Given data:
+ + + + + + +

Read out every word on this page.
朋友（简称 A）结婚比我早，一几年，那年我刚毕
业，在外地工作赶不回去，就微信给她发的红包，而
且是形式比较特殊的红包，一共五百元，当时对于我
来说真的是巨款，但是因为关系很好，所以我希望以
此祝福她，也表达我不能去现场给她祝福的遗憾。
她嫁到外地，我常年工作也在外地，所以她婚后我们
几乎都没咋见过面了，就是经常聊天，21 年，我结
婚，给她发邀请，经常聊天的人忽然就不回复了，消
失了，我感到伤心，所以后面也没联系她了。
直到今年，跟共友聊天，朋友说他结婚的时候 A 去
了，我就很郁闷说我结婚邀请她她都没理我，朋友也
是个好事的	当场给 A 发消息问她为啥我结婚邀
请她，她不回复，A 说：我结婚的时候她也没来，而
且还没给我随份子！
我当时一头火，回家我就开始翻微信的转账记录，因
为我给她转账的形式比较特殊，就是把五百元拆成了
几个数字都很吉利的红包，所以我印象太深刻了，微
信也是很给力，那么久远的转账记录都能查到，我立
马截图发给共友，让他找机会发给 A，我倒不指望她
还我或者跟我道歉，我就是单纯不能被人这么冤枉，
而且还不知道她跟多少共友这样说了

+ + + + + + +

Your task:
Reproduce every line of the material above exactly.

Result of the task:
Read out every word on this page.
朋友（简称 A）结婚比我早，一几年，那年我刚毕
业，在外地工作赶不回去，就微信给她发的红包，而
且是形式比较特殊的红包，一共五百元，当时对于我
来说真的是巨款，但是因为关系很好，所以我希望以
此祝福她，也表达我不能去现场给她祝福的遗憾。
她嫁到外地，我常年工作也在外地，所以她婚后我们
几乎都没咋见过面了，就是经常聊天，21 年，我结
婚，给她发邀请，经常聊天的人忽然就不回复了，消
失了，我感到伤心，所以后面也没联系她了。
直到今年，跟共友聊天，朋友说他结婚的时候 A 去
了，我就很郁闷说我结婚邀请她她都没理我，朋友也
是个好事的	当场给 A 发消息问她为啥我结婚邀
请她，她不回复，A 说：我结婚的时候她也没来，而
且还没给我随份子！
我当时一头火，回家我就开始翻微信的转账记录，因
为我给她转账的形式比较特殊，就是把五百元拆成了
几个数字都很吉利的红包，所以我印象太深刻了，微
信也是很给力，那么久远的转账记录都能查到，我立
马截图发给共友，让他找机会发给 A，我倒不指望她
还我或者跟我道歉，我就是单纯不能被人这么冤枉，
而且还不知道她跟多少共友这样说了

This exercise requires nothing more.